Uncoded Operation (No Fec) - Comtech EF Data SLM-7650 Installation And Operation Manual

SLM-7650 Satellite Modem
Theory of Operation
4.3.3.5

Uncoded Operation (No FEC)

There are occasions where a user may wish to operate a satellite link with no forward
error correction of any kind. For this reason, the modulator offers this uncoded mode for
three modulation types - BPSK, QPSK and OQPSK. However, the user should be aware
of some of the implications of using this approach.
PSK demodulators have two inherent undesirable features. The first of these is known as
'phase ambiguity', and is due to the fact the demodulator does not have any absolute
phase reference, and in the process of carrier recovery, the demodulator can lock up in
any of K phase states, where K = 2 for BPSK, K = 4 for QPSK/OQPSK. Without the
ability to resolve these ambiguous states there would be a 1-in-2 chance that the data at
the output of the demodulator would be wrong, in the case of BPSK. For QPSK, the
probability would be 3 in 4.
The problem is solved in the case of BPSK by differentially encoding the data prior to
transmission, and then performing the inverse decoding process. This is a very simple
process, but has the disadvantage that it doubles the receive BER. For every bit error the
demodulator produces, the differential decoder produces two.

○ ○ ○ ○

**Job a**
Please repeat the SLM-7650 manual excerpt on uncoded operation in full, word for word.

○ ○ ○ ○

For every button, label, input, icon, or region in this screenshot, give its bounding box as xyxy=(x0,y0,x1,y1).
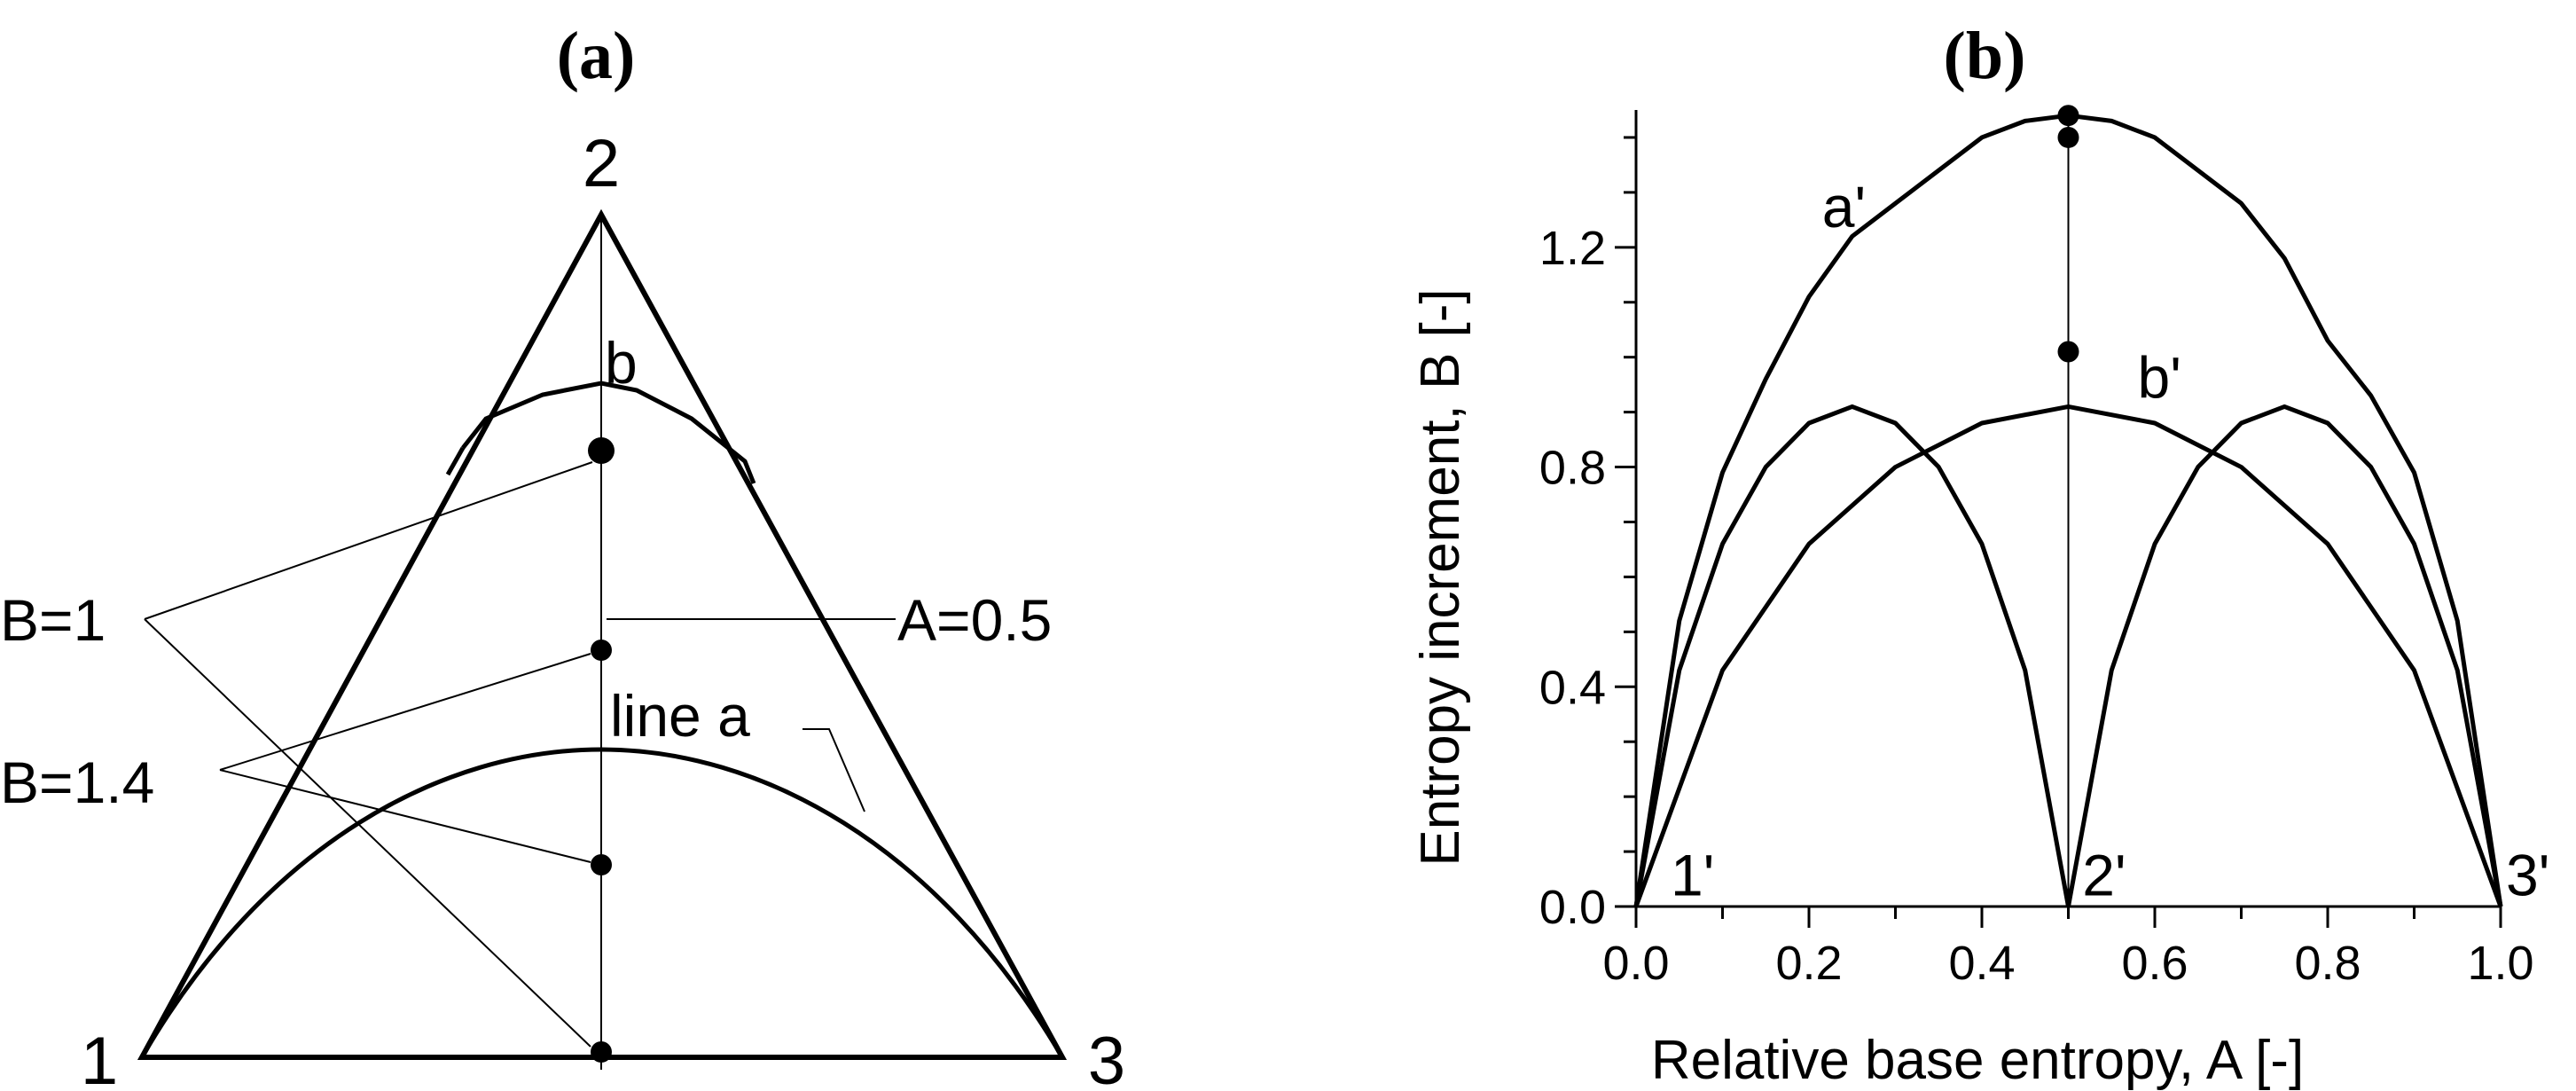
y-tick-label: 0.8 xyxy=(1539,442,1606,495)
leader-b1-lower xyxy=(144,618,591,1048)
curve-line-a xyxy=(139,747,1065,1059)
x-tick-label: 0.8 xyxy=(2294,937,2361,990)
series-line-4 xyxy=(2066,404,2503,907)
leader-b14-upper xyxy=(219,653,591,771)
curve-line-a-label: line a xyxy=(610,683,750,749)
y-tick-label: 0.0 xyxy=(1539,881,1606,934)
panel-b: (b) 0.0 0.2 0.4 0.6 0.8 1.0 0.0 0.4 0.8 1.2 a' b' 1'… xyxy=(1410,19,2549,1091)
annotation-b-one: B=1 xyxy=(0,587,106,653)
x-tick-label: 0.6 xyxy=(2121,937,2188,990)
point-label-1-prime: 1' xyxy=(1671,843,1714,908)
panel-a-label: (a) xyxy=(557,19,636,93)
y-axis-label: Entropy increment, B [-] xyxy=(1410,288,1471,866)
curve-b xyxy=(461,381,756,484)
leader-b1-upper xyxy=(144,461,593,620)
x-tick-label: 0.2 xyxy=(1775,937,1842,990)
vertex-label-1: 1 xyxy=(81,1024,118,1091)
x-tick-label: 1.0 xyxy=(2467,937,2533,990)
x-tick-label: 0.0 xyxy=(1602,937,1669,990)
leader-b14-lower xyxy=(219,769,591,863)
point-mid-upper xyxy=(591,640,612,661)
x-axis-label: Relative base entropy, A [-] xyxy=(1651,1030,2304,1091)
series-label-a-prime: a' xyxy=(1822,174,1866,239)
marker-point xyxy=(2057,105,2079,127)
vertex-label-3: 3 xyxy=(1088,1024,1125,1091)
point-bottom xyxy=(591,1041,612,1063)
series-line-3 xyxy=(1633,404,2071,907)
series-line-2 xyxy=(1633,404,2503,907)
curve-b-tick-left xyxy=(445,446,466,476)
series-label-b-prime: b' xyxy=(2138,344,2181,410)
leader-line-a xyxy=(803,728,865,812)
marker-point xyxy=(2057,126,2079,148)
curve-b-label: b xyxy=(605,330,638,396)
annotation-b-one-four: B=1.4 xyxy=(0,750,154,815)
vertex-label-2: 2 xyxy=(583,126,620,201)
x-tick-label: 0.4 xyxy=(1948,937,2015,990)
panel-b-label: (b) xyxy=(1944,19,2026,93)
point-label-3-prime: 3' xyxy=(2506,843,2549,908)
annotation-a-half: A=0.5 xyxy=(897,587,1052,653)
point-label-2-prime: 2' xyxy=(2082,843,2126,908)
point-b-top xyxy=(588,437,615,464)
y-tick-label: 1.2 xyxy=(1539,222,1606,275)
y-tick-label: 0.4 xyxy=(1539,661,1606,714)
marker-point xyxy=(2057,341,2079,363)
plot-area: 0.0 0.2 0.4 0.6 0.8 1.0 0.0 0.4 0.8 1.2 a' b' 1' 2' 3' xyxy=(1539,105,2549,990)
point-mid-lower xyxy=(591,854,612,875)
panel-a: (a) 2 1 3 b line a A=0.5 B=1 B=1.4 xyxy=(0,19,1125,1091)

○ ○ ○ ○

**Job b**
Format the rows from the line with "y-tick-label: 0.8 xyxy=(1539,442,1606,495)" up to and including the line with "point-label-1-prime: 1' xyxy=(1671,843,1714,908)" as a numbered list, skipping any blank lines and giving only those rows.

**Written response a**
Uncoded Operation (No Fec) - Comtech EF Data SLM-7650 Installation And Operation Manual

SLM-7650 Satellite Modem
Theory of Operation
4.3.3.5

Uncoded Operation (No FEC)

There are occasions where a user may wish to operate a satellite link with no forward
error correction of any kind. For this reason, the modulator offers this uncoded mode for
three modulation types - BPSK, QPSK and OQPSK. However, the user should be aware
of some of the implications of using this approach.
PSK demodulators have two inherent undesirable features. The first of these is known as
'phase ambiguity', and is due to the fact the demodulator does not have any absolute
phase reference, and in the process of carrier recovery, the demodulator can lock up in
any of K phase states, where K = 2 for BPSK, K = 4 for QPSK/OQPSK. Without the
ability to resolve these ambiguous states there would be a 1-in-2 chance that the data at
the output of the demodulator would be wrong, in the case of BPSK. For QPSK, the
probability would be 3 in 4.
The problem is solved in the case of BPSK by differentially encoding the data prior to
transmission, and then performing the inverse decoding process. This is a very simple
process, but has the disadvantage that it doubles the receive BER. For every bit error the
demodulator produces, the differential decoder produces two.

**Written response b**
1. y-tick-label: 0.8 xyxy=(1539,442,1606,495)
2. leader-b1-lower xyxy=(144,618,591,1048)
3. curve-line-a xyxy=(139,747,1065,1059)
4. x-tick-label: 0.8 xyxy=(2294,937,2361,990)
5. series-line-4 xyxy=(2066,404,2503,907)
6. leader-b14-upper xyxy=(219,653,591,771)
7. curve-line-a-label: line a xyxy=(610,683,750,749)
8. y-tick-label: 0.0 xyxy=(1539,881,1606,934)
9. panel-b: (b) 0.0 0.2 0.4 0.6 0.8 1.0 0.0 0.4 0.8 1.2 a' b' 1'… xyxy=(1410,19,2549,1091)
10. annotation-b-one: B=1 xyxy=(0,587,106,653)
11. x-tick-label: 0.6 xyxy=(2121,937,2188,990)
12. point-label-1-prime: 1' xyxy=(1671,843,1714,908)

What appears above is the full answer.